***** Stored records *****

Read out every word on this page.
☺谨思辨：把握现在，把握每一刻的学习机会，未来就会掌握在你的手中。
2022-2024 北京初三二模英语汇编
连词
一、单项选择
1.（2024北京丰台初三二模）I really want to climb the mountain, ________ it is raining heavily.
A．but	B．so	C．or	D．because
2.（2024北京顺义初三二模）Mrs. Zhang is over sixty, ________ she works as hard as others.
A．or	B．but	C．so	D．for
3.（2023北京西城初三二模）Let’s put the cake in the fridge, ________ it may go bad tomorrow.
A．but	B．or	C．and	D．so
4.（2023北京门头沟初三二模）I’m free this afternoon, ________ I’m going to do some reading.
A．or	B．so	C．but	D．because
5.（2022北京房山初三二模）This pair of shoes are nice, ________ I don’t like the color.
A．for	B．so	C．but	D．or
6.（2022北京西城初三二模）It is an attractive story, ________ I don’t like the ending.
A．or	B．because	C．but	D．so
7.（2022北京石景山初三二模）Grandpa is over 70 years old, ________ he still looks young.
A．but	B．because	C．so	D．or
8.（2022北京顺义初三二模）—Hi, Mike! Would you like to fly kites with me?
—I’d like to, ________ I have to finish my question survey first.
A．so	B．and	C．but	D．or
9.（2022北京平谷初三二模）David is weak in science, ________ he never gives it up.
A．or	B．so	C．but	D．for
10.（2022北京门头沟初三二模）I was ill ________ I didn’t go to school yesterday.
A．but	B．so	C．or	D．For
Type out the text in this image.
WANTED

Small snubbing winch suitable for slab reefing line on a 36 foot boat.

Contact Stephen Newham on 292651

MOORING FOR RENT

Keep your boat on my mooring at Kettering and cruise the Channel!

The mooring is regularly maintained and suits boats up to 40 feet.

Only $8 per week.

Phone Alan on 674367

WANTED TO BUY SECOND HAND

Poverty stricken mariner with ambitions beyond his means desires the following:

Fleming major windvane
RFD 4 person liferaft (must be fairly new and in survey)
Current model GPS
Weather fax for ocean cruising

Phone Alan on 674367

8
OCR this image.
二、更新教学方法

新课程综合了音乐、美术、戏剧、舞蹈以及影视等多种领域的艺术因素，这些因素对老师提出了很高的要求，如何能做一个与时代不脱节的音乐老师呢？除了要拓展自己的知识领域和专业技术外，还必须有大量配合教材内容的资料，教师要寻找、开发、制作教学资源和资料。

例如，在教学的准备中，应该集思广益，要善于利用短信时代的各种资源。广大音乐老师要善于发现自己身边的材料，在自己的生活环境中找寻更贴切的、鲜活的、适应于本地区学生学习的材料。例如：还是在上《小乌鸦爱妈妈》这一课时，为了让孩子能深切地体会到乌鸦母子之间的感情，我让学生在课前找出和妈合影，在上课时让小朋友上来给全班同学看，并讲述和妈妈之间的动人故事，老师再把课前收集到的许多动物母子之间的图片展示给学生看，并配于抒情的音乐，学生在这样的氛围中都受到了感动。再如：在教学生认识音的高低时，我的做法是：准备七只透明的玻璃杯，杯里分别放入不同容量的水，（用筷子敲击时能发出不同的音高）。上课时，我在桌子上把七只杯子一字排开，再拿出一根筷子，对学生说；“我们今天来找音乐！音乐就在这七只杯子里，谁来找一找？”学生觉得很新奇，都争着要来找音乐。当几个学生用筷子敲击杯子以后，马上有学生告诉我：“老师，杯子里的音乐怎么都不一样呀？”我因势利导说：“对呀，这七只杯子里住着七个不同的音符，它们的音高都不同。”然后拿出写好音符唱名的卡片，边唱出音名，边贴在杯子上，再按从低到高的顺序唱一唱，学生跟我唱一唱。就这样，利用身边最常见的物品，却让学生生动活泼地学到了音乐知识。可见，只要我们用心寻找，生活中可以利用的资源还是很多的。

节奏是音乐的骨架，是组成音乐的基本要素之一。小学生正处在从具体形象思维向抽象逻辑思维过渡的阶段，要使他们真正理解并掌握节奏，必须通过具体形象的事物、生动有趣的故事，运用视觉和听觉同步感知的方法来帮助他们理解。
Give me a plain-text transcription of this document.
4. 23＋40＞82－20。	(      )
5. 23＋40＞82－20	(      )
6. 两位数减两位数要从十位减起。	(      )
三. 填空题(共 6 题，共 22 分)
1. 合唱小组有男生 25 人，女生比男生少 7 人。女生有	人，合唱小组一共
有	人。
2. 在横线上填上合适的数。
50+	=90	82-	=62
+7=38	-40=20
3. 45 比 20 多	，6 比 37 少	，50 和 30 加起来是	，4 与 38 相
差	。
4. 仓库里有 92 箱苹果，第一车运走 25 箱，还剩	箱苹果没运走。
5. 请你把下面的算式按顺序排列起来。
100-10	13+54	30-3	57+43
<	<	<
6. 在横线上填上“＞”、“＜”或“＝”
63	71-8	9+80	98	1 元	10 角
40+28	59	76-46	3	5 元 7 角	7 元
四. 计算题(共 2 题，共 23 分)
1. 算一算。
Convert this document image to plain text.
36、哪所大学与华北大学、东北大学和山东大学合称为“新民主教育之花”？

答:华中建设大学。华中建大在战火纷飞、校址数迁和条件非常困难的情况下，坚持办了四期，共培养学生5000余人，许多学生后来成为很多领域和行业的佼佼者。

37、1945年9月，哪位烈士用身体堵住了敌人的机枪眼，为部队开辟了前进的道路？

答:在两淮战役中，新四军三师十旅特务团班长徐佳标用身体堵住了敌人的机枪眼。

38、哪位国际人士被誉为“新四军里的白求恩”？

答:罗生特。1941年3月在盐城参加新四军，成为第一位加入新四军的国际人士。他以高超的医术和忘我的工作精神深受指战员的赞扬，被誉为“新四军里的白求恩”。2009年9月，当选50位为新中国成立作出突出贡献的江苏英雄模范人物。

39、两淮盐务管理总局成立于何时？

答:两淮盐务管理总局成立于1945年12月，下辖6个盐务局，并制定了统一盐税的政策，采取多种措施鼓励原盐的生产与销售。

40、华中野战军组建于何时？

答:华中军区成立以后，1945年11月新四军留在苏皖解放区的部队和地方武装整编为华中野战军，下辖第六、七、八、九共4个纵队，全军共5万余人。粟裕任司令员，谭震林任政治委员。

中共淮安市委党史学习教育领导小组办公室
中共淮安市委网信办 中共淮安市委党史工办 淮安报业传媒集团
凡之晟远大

*****

### Task directions
Tally up the lines with the word "like" in them, and answer with that number by itself.

### Task result
4